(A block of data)
------------------------------------

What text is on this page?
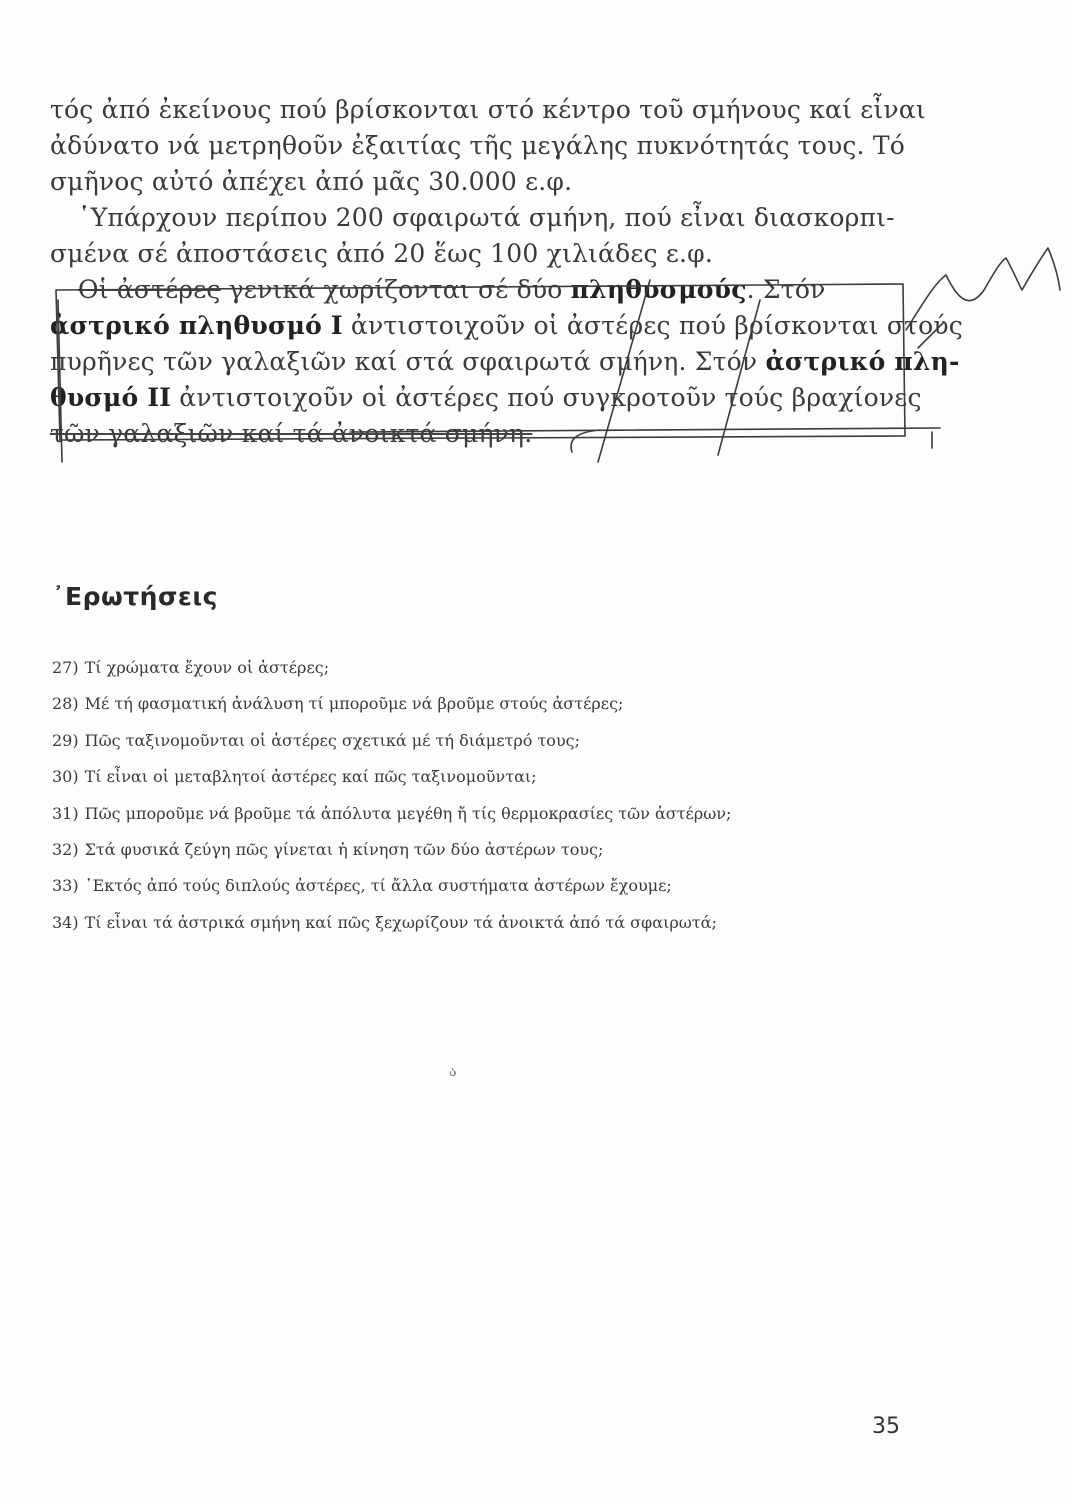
τός ἀπό ἐκείνους πού βρίσκονται στό κέντρο τοῦ σμήνους καί εἶναι
ἀδύνατο νά μετρηθοῦν ἐξαιτίας τῆς μεγάλης πυκνότητάς τους. Τό
σμῆνος αὐτό ἀπέχει ἀπό μᾶς 30.000 ε.φ.
῾Υπάρχουν περίπου 200 σφαιρωτά σμήνη, πού εἶναι διασκορπι-
σμένα σέ ἀποστάσεις ἀπό 20 ἕως 100 χιλιάδες ε.φ.
Οἱ ἀστέρες γενικά χωρίζονται σέ δύο πληθυσμούς. Στόν
ἀστρικό πληθυσμό Ι ἀντιστοιχοῦν οἱ ἀστέρες πού βρίσκονται στούς
πυρῆνες τῶν γαλαξιῶν καί στά σφαιρωτά σμήνη. Στόν ἀστρικό πλη-
θυσμό ΙΙ ἀντιστοιχοῦν οἱ ἀστέρες πού συγκροτοῦν τούς βραχίονες
τῶν γαλαξιῶν καί τά ἀνοικτά σμήνη.
᾿Ερωτήσεις
27) Τί χρώματα ἔχουν οἱ ἀστέρες;
28) Μέ τή φασματική ἀνάλυση τί μποροῦμε νά βροῦμε στούς ἀστέρες;
29) Πῶς ταξινομοῦνται οἱ ἀστέρες σχετικά μέ τή διάμετρό τους;
30) Τί εἶναι οἱ μεταβλητοί ἀστέρες καί πῶς ταξινομοῦνται;
31) Πῶς μποροῦμε νά βροῦμε τά ἀπόλυτα μεγέθη ἤ τίς θερμοκρασίες τῶν ἀστέρων;
32) Στά φυσικά ζεύγη πῶς γίνεται ἡ κίνηση τῶν δύο ἀστέρων τους;
33) ᾿Εκτός ἀπό τούς διπλούς ἀστέρες, τί ἄλλα συστήματα ἀστέρων ἔχουμε;
34) Τί εἶναι τά ἀστρικά σμήνη καί πῶς ξεχωρίζουν τά ἀνοικτά ἀπό τά σφαιρωτά;
ა
35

------------------------------------

Pull out all lines in the data above that include "ἀνοικτά".

τῶν γαλαξιῶν καί τά ἀνοικτά σμήνη.
34) Τί εἶναι τά ἀστρικά σμήνη καί πῶς ξεχωρίζουν τά ἀνοικτά ἀπό τά σφαιρωτά;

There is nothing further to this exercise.